** begin **

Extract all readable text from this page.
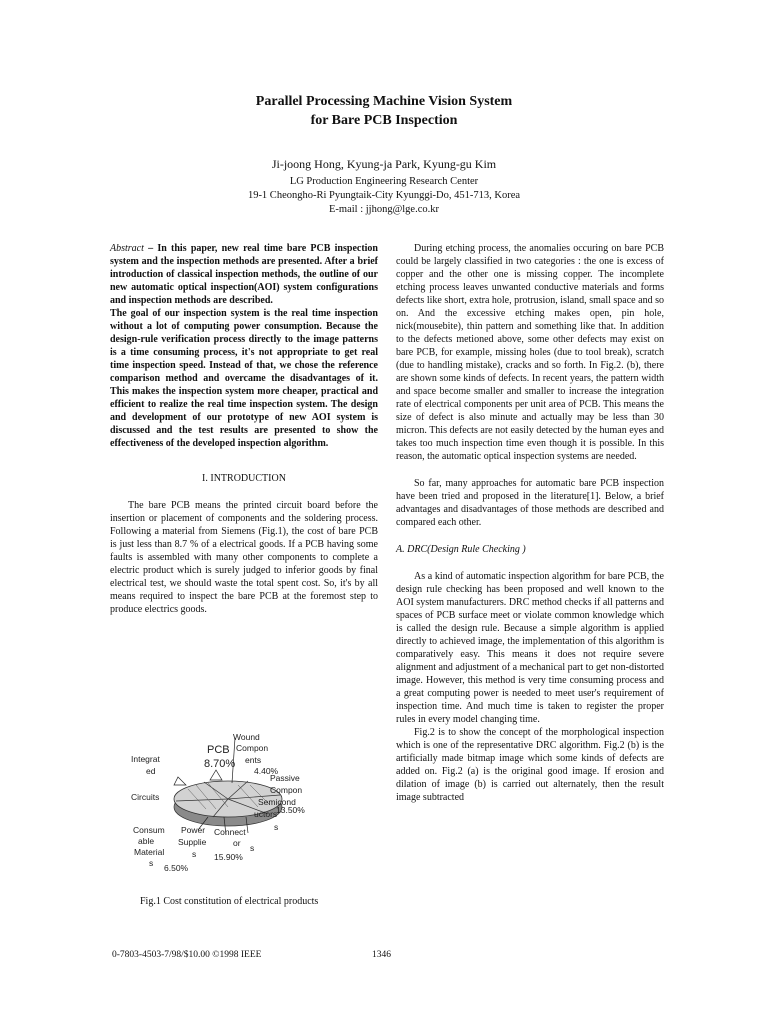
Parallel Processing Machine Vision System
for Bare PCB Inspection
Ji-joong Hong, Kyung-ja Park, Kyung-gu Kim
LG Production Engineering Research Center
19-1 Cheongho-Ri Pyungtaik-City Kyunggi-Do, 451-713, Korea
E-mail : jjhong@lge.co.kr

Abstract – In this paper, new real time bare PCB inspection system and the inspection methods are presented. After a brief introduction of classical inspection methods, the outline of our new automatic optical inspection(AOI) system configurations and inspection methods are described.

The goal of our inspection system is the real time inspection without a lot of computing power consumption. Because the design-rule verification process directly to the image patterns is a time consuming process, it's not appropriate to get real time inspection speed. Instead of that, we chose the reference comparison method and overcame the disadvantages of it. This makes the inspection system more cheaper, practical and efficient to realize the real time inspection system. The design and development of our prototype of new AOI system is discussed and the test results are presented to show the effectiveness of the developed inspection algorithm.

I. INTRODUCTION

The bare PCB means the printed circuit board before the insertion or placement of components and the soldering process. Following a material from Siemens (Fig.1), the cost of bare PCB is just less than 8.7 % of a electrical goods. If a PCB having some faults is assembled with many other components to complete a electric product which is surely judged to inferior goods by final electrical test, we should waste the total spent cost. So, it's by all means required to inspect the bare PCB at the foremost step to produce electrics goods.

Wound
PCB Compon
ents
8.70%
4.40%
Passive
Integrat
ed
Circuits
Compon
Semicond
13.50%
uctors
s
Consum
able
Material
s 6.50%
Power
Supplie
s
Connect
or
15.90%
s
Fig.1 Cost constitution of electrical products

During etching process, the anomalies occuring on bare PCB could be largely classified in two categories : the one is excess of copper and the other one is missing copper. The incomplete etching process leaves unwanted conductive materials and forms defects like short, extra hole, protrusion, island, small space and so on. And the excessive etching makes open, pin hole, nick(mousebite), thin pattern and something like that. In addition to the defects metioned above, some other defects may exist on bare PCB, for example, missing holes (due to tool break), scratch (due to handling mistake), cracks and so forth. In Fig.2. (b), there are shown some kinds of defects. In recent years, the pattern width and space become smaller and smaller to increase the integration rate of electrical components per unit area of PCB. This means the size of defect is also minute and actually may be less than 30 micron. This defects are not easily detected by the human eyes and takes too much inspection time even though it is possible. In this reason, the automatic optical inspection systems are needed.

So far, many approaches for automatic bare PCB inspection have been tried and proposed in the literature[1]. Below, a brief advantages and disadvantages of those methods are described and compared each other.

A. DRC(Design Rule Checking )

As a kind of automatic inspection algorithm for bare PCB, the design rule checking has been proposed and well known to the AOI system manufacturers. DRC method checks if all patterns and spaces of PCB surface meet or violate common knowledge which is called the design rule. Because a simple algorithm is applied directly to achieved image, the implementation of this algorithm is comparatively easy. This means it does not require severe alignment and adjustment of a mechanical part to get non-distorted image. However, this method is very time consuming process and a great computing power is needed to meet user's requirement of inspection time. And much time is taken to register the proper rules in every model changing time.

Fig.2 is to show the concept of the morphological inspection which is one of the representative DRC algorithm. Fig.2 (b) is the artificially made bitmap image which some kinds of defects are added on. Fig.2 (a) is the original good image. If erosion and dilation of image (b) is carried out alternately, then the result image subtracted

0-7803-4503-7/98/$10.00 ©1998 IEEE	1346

** end **
** begin **

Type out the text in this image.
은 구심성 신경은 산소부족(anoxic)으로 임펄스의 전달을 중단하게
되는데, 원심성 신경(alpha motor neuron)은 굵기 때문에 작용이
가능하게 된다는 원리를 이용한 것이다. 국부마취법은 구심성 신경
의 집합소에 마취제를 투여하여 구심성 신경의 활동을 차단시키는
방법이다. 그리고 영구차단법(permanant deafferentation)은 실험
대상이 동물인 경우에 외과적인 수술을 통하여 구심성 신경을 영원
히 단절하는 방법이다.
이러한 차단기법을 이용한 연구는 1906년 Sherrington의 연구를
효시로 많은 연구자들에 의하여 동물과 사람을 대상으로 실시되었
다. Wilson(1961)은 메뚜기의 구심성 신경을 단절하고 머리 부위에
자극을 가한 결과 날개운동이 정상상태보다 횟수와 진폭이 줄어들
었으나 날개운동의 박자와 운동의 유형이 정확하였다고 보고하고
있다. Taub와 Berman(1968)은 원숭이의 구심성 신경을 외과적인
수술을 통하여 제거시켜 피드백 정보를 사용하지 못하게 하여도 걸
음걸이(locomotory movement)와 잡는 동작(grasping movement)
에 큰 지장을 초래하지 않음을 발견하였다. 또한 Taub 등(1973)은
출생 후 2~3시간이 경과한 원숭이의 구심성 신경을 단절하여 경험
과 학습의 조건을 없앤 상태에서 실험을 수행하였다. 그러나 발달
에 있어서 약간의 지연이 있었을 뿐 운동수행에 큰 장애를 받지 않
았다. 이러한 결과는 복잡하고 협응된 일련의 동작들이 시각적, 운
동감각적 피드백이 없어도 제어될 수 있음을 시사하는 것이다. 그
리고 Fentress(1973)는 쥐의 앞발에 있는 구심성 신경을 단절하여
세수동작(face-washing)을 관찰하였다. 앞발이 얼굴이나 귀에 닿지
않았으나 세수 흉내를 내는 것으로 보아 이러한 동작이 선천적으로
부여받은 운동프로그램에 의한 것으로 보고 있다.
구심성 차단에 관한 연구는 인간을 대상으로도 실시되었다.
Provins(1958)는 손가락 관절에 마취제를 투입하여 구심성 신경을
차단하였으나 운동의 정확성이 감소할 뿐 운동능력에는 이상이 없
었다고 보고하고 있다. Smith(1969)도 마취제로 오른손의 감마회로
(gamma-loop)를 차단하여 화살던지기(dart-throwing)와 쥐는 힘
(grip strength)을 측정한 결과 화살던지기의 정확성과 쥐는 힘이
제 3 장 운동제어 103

** end **
** begin **

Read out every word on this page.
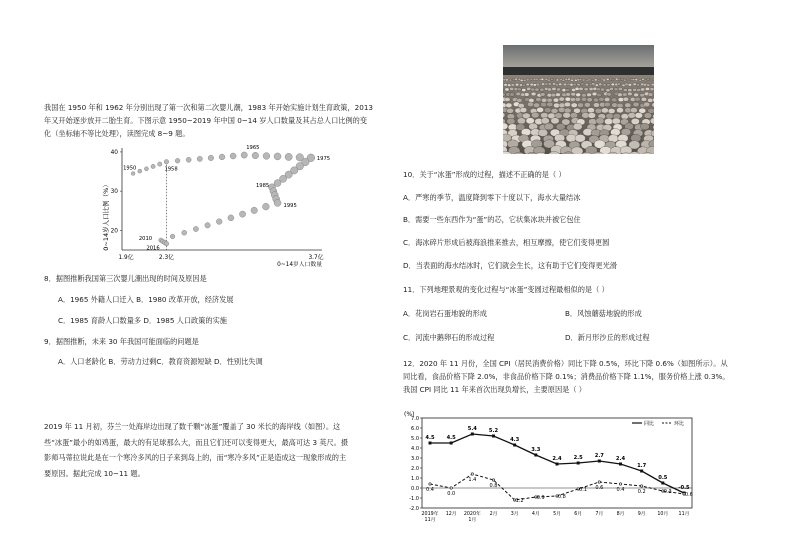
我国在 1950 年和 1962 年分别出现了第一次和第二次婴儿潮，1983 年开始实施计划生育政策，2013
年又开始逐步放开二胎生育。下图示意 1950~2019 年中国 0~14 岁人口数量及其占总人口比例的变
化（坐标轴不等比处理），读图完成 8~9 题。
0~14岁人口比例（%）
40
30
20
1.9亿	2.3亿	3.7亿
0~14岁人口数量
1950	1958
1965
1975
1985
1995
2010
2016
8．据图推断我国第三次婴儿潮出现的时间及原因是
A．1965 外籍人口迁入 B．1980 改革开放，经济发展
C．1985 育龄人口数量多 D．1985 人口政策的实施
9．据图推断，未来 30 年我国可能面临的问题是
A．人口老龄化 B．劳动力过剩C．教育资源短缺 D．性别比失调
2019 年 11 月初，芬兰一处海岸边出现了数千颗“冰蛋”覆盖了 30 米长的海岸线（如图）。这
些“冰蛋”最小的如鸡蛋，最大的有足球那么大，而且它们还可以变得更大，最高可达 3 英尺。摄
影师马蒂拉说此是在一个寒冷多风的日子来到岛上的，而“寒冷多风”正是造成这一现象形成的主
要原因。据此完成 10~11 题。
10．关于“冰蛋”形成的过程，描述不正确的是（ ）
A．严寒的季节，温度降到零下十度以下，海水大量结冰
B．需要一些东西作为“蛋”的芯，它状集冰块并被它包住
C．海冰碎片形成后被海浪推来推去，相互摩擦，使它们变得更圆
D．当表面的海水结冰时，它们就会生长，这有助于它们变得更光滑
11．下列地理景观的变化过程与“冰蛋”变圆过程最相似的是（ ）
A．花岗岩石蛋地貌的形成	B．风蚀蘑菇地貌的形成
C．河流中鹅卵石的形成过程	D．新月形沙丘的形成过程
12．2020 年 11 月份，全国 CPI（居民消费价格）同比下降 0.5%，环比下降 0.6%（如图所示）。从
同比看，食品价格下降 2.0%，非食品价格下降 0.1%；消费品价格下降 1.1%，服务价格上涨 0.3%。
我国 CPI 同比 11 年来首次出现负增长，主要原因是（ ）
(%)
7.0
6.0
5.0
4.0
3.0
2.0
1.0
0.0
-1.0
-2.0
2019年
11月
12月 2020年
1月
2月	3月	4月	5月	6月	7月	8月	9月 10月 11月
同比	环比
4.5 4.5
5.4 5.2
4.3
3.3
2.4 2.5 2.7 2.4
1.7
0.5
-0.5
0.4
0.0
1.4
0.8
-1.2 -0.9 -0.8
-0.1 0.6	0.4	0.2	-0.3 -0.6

** end **

List the lines of the entries that include "proposed".

Result for this exercise:
So far, many approaches for automatic bare PCB inspection have been tried and proposed in the literature[1]. Below, a brief advantages and disadvantages of those methods are described and compared each other.
As a kind of automatic inspection algorithm for bare PCB, the design rule checking has been proposed and well known to the AOI system manufacturers. DRC method checks if all patterns and spaces of PCB surface meet or violate common knowledge which is called the design rule. Because a simple algorithm is applied directly to achieved image, the implementation of this algorithm is comparatively easy. This means it does not require severe alignment and adjustment of a mechanical part to get non-distorted image. However, this method is very time consuming process and a great computing power is needed to meet user's requirement of inspection time. And much time is taken to register the proper rules in every model changing time.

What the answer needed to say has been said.